Identify the lines bearing the string "economy" and gather them.

--- INFORMATION SUPPLIED ---
— begin —

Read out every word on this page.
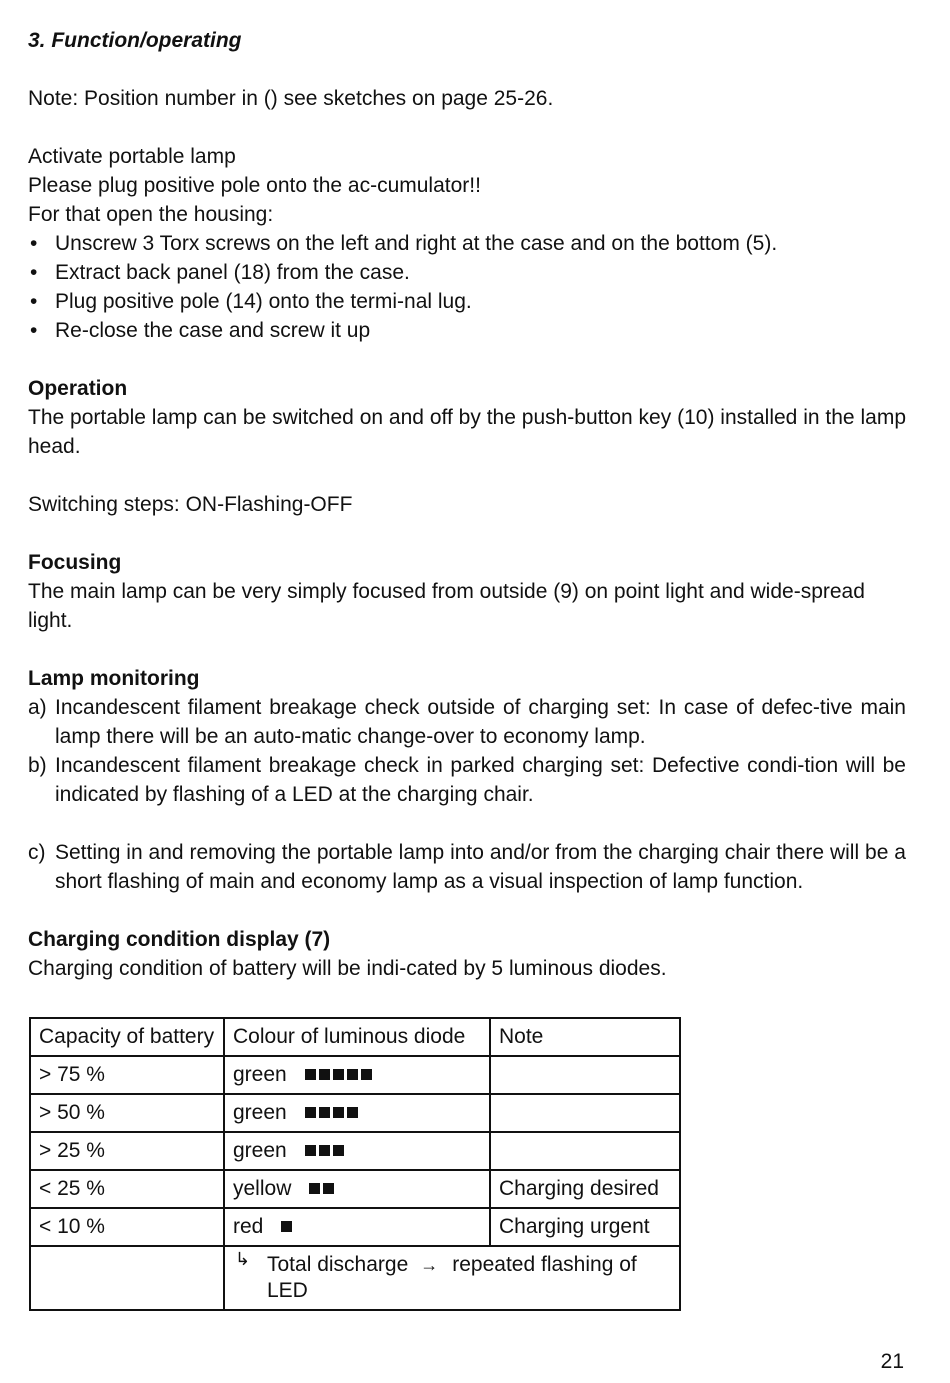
3. Function/operating

Note: Position number in () see sketches on page 25-26.

Activate portable lamp

Please plug positive pole onto the ac-cumulator!!

For that open the housing:

• Unscrew 3 Torx screws on the left and right at the case and on the bottom (5).
• Extract back panel (18) from the case.
• Plug positive pole (14) onto the termi-nal lug.
• Re-close the case and screw it up

Operation

The portable lamp can be switched on and off by the push-button key (10) installed in the lamp head.

Switching steps: ON-Flashing-OFF

Focusing

The main lamp can be very simply focused from outside (9) on point light and wide-spread light.

Lamp monitoring

a) Incandescent filament breakage check outside of charging set: In case of defec-tive main lamp there will be an auto-matic change-over to economy lamp.
b) Incandescent filament breakage check in parked charging set: Defective condi-tion will be indicated by flashing of a LED at the charging chair.
c) Setting in and removing the portable lamp into and/or from the charging chair there will be a short flashing of main and economy lamp as a visual inspection of lamp function.

Charging condition display (7)

Charging condition of battery will be indi-cated by 5 luminous diodes.

Capacity of battery	Colour of luminous diode	Note
> 75 %	green	
> 50 %	green	
> 25 %	green	
< 25 %	yellow	Charging desired
< 10 %	red	Charging urgent

	↳ Total discharge → repeated flashing of
LED	
21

— end —

--- EXPECTED ANSWER ---
a) Incandescent filament breakage check outside of charging set: In case of defec-tive main lamp there will be an auto-matic change-over to economy lamp.
c) Setting in and removing the portable lamp into and/or from the charging chair there will be a short flashing of main and economy lamp as a visual inspection of lamp function.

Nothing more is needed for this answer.